**PROVIDED RECORDS**
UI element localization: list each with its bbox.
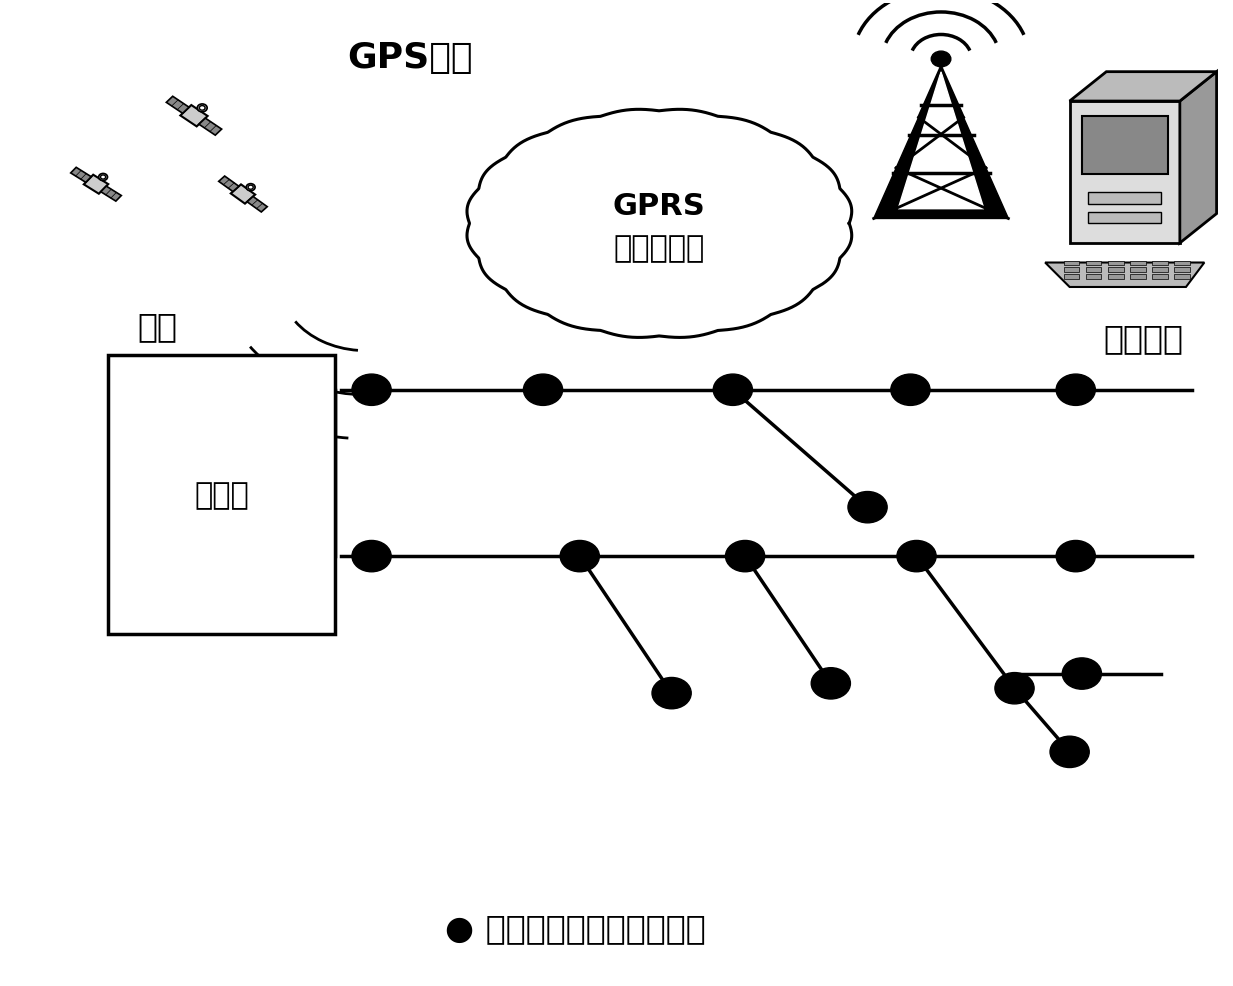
Polygon shape [898, 73, 984, 209]
Polygon shape [1180, 73, 1217, 244]
Polygon shape [247, 197, 268, 213]
Text: 授时: 授时 [137, 311, 178, 343]
Bar [1085, 268, 1101, 273]
Bar [109, 356, 335, 635]
Polygon shape [166, 98, 189, 114]
Polygon shape [101, 187, 121, 202]
Circle shape [351, 375, 391, 406]
Text: GPRS: GPRS [613, 192, 705, 221]
Text: ● 装有故障定位装置的节点: ● 装有故障定位装置的节点 [445, 912, 705, 945]
Bar [1152, 275, 1168, 280]
Polygon shape [467, 110, 852, 338]
Circle shape [101, 176, 106, 179]
Bar [1152, 261, 1168, 266]
Text: 移动通信网: 移动通信网 [614, 234, 705, 263]
Circle shape [1051, 737, 1089, 768]
Circle shape [1063, 659, 1101, 689]
Polygon shape [84, 176, 109, 194]
Bar [1085, 275, 1101, 280]
Circle shape [848, 492, 888, 524]
Polygon shape [218, 176, 239, 192]
Circle shape [1057, 375, 1095, 406]
Polygon shape [1046, 263, 1205, 288]
Bar [1129, 275, 1145, 280]
Circle shape [995, 672, 1034, 704]
Circle shape [931, 52, 951, 68]
Bar [1081, 116, 1168, 176]
Circle shape [200, 106, 205, 111]
Circle shape [99, 175, 107, 181]
Polygon shape [199, 119, 222, 136]
Bar [1174, 268, 1190, 273]
Circle shape [652, 677, 692, 709]
Text: 监控主站: 监控主站 [1104, 321, 1184, 355]
Text: 变电站: 变电站 [194, 481, 249, 510]
Bar [1152, 268, 1168, 273]
Circle shape [351, 541, 391, 572]
Circle shape [713, 375, 752, 406]
Bar [1129, 261, 1145, 266]
Circle shape [248, 186, 253, 190]
Circle shape [560, 541, 599, 572]
Bar [1129, 268, 1145, 273]
Text: GPS卫星: GPS卫星 [346, 41, 472, 75]
Circle shape [1057, 541, 1095, 572]
Circle shape [896, 541, 936, 572]
Polygon shape [180, 106, 207, 127]
Bar [1085, 261, 1101, 266]
Polygon shape [874, 68, 1009, 219]
Bar [1107, 268, 1123, 273]
Polygon shape [1069, 73, 1217, 102]
Bar [1174, 275, 1190, 280]
Bar [1064, 268, 1079, 273]
Bar [1088, 193, 1161, 204]
Bar [1088, 212, 1161, 224]
Circle shape [197, 105, 207, 112]
Circle shape [811, 668, 851, 699]
Circle shape [524, 375, 562, 406]
Bar [1069, 102, 1180, 244]
Polygon shape [231, 185, 255, 204]
Bar [1174, 261, 1190, 266]
Bar [1064, 275, 1079, 280]
Bar [1064, 261, 1079, 266]
Bar [1107, 261, 1123, 266]
Circle shape [247, 184, 255, 191]
Polygon shape [70, 169, 91, 183]
Circle shape [890, 375, 930, 406]
Circle shape [725, 541, 764, 572]
Bar [1107, 275, 1123, 280]
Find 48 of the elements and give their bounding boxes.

**WRITTEN TASK**
Print the entries, starting with the line that contains "Polygon shape [898, 73, 984, 209]" and going on through the line that contains "Bar [1152, 268, 1168, 273]". Include both of those lines.

**OUTPUT FOR THIS EXERCISE**
Polygon shape [898, 73, 984, 209]
Polygon shape [1180, 73, 1217, 244]
Polygon shape [247, 197, 268, 213]
Text: 授时: 授时 [137, 311, 178, 343]
Bar [1085, 268, 1101, 273]
Bar [109, 356, 335, 635]
Polygon shape [166, 98, 189, 114]
Polygon shape [101, 187, 121, 202]
Circle shape [351, 375, 391, 406]
Text: GPRS: GPRS [613, 192, 705, 221]
Text: ● 装有故障定位装置的节点: ● 装有故障定位装置的节点 [445, 912, 705, 945]
Bar [1152, 275, 1168, 280]
Polygon shape [467, 110, 852, 338]
Circle shape [101, 176, 106, 179]
Bar [1152, 261, 1168, 266]
Text: 移动通信网: 移动通信网 [614, 234, 705, 263]
Circle shape [1051, 737, 1089, 768]
Circle shape [1063, 659, 1101, 689]
Polygon shape [84, 176, 109, 194]
Bar [1085, 275, 1101, 280]
Circle shape [848, 492, 888, 524]
Polygon shape [218, 176, 239, 192]
Circle shape [1057, 375, 1095, 406]
Polygon shape [1046, 263, 1205, 288]
Bar [1129, 275, 1145, 280]
Circle shape [995, 672, 1034, 704]
Circle shape [931, 52, 951, 68]
Bar [1081, 116, 1168, 176]
Circle shape [200, 106, 205, 111]
Circle shape [99, 175, 107, 181]
Polygon shape [199, 119, 222, 136]
Bar [1174, 268, 1190, 273]
Circle shape [652, 677, 692, 709]
Text: 监控主站: 监控主站 [1104, 321, 1184, 355]
Text: 变电站: 变电站 [194, 481, 249, 510]
Bar [1152, 268, 1168, 273]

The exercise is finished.